→ **Dataset excerpts**:
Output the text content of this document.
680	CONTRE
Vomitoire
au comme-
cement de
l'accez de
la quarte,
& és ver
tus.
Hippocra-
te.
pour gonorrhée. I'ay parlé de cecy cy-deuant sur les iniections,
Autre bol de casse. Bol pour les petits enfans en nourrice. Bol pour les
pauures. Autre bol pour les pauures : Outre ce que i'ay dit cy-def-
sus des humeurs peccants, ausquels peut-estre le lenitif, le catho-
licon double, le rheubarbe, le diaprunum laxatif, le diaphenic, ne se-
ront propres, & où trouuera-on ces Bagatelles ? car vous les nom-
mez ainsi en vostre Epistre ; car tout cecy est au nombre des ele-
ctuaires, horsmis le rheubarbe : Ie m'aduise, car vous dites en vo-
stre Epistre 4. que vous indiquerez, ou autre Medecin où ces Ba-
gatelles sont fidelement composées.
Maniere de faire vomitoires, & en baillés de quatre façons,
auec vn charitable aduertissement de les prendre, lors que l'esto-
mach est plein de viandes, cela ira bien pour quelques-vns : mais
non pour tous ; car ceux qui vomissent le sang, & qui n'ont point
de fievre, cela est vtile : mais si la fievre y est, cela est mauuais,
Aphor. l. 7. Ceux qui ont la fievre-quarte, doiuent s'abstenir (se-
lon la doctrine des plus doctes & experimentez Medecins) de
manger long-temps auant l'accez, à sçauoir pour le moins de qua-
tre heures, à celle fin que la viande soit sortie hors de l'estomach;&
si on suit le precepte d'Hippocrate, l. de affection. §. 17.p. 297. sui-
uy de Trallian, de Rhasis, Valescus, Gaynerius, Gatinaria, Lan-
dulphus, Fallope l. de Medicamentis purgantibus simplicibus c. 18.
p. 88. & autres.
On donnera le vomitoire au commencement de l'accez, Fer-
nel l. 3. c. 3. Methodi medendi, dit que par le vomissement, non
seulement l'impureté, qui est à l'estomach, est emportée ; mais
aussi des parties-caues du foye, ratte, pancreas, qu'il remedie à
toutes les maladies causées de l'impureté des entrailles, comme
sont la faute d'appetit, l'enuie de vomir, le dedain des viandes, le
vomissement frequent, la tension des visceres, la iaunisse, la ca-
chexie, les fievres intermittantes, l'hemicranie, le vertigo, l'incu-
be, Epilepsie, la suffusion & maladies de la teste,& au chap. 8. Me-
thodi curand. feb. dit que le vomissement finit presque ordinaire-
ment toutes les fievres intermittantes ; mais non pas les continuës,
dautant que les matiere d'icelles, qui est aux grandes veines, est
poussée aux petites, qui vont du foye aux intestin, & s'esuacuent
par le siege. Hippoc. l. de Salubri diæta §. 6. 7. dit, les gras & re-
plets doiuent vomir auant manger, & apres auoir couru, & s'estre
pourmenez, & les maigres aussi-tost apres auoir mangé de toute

→ **Exercise prompt**: Please quote the data above in full, with no line missing.

→ **Problem solution**:
Output the text content of this document.
680	CONTRE
Vomitoire
au comme-
cement de
l'accez de
la quarte,
& és ver
tus.
Hippocra-
te.
pour gonorrhée. I'ay parlé de cecy cy-deuant sur les iniections,
Autre bol de casse. Bol pour les petits enfans en nourrice. Bol pour les
pauures. Autre bol pour les pauures : Outre ce que i'ay dit cy-def-
sus des humeurs peccants, ausquels peut-estre le lenitif, le catho-
licon double, le rheubarbe, le diaprunum laxatif, le diaphenic, ne se-
ront propres, & où trouuera-on ces Bagatelles ? car vous les nom-
mez ainsi en vostre Epistre ; car tout cecy est au nombre des ele-
ctuaires, horsmis le rheubarbe : Ie m'aduise, car vous dites en vo-
stre Epistre 4. que vous indiquerez, ou autre Medecin où ces Ba-
gatelles sont fidelement composées.
Maniere de faire vomitoires, & en baillés de quatre façons,
auec vn charitable aduertissement de les prendre, lors que l'esto-
mach est plein de viandes, cela ira bien pour quelques-vns : mais
non pour tous ; car ceux qui vomissent le sang, & qui n'ont point
de fievre, cela est vtile : mais si la fievre y est, cela est mauuais,
Aphor. l. 7. Ceux qui ont la fievre-quarte, doiuent s'abstenir (se-
lon la doctrine des plus doctes & experimentez Medecins) de
manger long-temps auant l'accez, à sçauoir pour le moins de qua-
tre heures, à celle fin que la viande soit sortie hors de l'estomach;&
si on suit le precepte d'Hippocrate, l. de affection. §. 17.p. 297. sui-
uy de Trallian, de Rhasis, Valescus, Gaynerius, Gatinaria, Lan-
dulphus, Fallope l. de Medicamentis purgantibus simplicibus c. 18.
p. 88. & autres.
On donnera le vomitoire au commencement de l'accez, Fer-
nel l. 3. c. 3. Methodi medendi, dit que par le vomissement, non
seulement l'impureté, qui est à l'estomach, est emportée ; mais
aussi des parties-caues du foye, ratte, pancreas, qu'il remedie à
toutes les maladies causées de l'impureté des entrailles, comme
sont la faute d'appetit, l'enuie de vomir, le dedain des viandes, le
vomissement frequent, la tension des visceres, la iaunisse, la ca-
chexie, les fievres intermittantes, l'hemicranie, le vertigo, l'incu-
be, Epilepsie, la suffusion & maladies de la teste,& au chap. 8. Me-
thodi curand. feb. dit que le vomissement finit presque ordinaire-
ment toutes les fievres intermittantes ; mais non pas les continuës,
dautant que les matiere d'icelles, qui est aux grandes veines, est
poussée aux petites, qui vont du foye aux intestin, & s'esuacuent
par le siege. Hippoc. l. de Salubri diæta §. 6. 7. dit, les gras & re-
plets doiuent vomir auant manger, & apres auoir couru, & s'estre
pourmenez, & les maigres aussi-tost apres auoir mangé de toute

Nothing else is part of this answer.